Dataset items
========
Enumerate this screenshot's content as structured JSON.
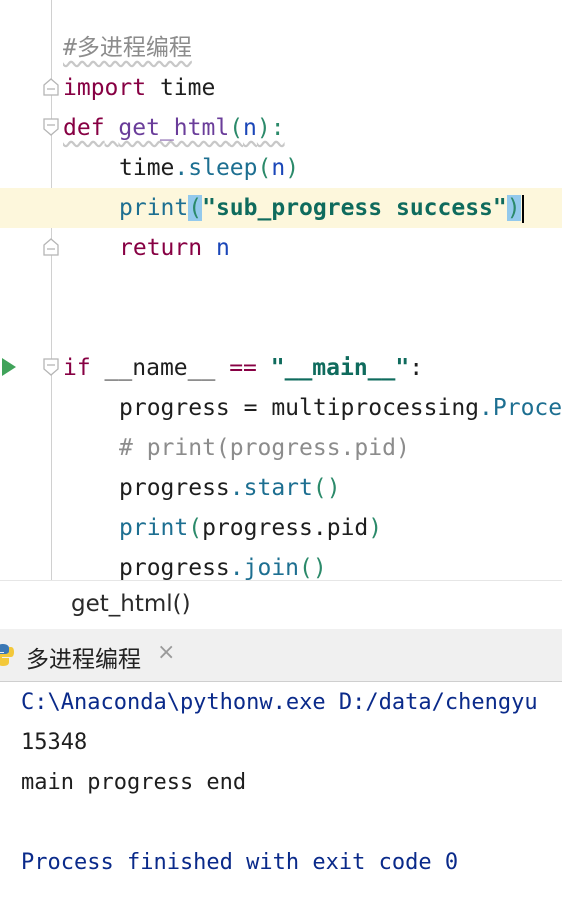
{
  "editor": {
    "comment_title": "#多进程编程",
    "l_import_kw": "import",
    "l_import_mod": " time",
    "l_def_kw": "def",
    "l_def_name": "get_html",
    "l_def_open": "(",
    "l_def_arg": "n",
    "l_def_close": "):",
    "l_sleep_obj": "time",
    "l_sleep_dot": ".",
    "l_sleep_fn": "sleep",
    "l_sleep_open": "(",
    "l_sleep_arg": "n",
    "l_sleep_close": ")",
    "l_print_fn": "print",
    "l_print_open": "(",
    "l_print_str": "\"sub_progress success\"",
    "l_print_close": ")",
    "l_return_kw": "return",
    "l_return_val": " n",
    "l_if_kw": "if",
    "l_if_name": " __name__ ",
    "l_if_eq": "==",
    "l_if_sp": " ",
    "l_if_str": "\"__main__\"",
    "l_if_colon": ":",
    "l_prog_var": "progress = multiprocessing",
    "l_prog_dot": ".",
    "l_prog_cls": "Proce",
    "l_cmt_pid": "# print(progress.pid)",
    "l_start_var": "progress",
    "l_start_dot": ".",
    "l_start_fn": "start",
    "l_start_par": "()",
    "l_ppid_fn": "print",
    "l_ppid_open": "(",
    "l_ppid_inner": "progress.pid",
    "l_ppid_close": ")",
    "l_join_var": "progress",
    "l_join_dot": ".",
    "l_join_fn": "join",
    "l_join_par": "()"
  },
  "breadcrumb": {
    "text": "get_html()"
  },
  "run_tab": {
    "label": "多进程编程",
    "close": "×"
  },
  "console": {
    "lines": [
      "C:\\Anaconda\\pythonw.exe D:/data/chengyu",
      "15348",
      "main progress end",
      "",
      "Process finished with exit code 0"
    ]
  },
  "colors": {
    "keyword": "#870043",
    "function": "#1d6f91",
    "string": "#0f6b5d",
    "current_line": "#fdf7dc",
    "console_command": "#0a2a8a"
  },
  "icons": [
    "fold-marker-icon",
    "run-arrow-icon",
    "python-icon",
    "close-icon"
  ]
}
========
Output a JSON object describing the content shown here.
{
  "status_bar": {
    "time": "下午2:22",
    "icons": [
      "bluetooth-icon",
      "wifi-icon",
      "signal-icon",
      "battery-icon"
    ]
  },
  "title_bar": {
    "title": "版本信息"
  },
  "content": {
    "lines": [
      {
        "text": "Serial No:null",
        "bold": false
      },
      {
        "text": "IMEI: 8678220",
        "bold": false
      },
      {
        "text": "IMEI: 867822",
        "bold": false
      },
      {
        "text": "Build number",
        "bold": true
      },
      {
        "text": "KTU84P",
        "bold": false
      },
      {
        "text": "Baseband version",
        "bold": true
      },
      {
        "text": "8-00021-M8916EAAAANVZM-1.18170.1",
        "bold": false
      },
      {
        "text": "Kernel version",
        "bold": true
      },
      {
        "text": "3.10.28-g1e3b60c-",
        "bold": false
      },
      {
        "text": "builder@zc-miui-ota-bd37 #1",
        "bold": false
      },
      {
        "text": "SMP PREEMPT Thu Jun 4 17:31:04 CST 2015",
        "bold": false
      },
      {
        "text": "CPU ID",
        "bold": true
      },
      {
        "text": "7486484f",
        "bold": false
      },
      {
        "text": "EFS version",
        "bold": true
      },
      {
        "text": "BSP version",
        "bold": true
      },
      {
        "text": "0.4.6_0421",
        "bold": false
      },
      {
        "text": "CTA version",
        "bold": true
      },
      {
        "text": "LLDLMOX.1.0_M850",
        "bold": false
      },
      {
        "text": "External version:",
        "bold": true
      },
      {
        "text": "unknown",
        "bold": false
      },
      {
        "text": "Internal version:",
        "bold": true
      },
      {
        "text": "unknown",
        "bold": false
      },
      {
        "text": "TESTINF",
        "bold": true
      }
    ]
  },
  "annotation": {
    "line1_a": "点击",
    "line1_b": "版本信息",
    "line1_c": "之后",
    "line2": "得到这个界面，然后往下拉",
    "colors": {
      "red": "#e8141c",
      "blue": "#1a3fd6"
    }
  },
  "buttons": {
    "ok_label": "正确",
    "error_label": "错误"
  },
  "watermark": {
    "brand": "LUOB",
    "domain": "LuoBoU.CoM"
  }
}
========
Tally every line of the data that holds the word "JSON" and write the count alone.

● **THE RESPONSE**
2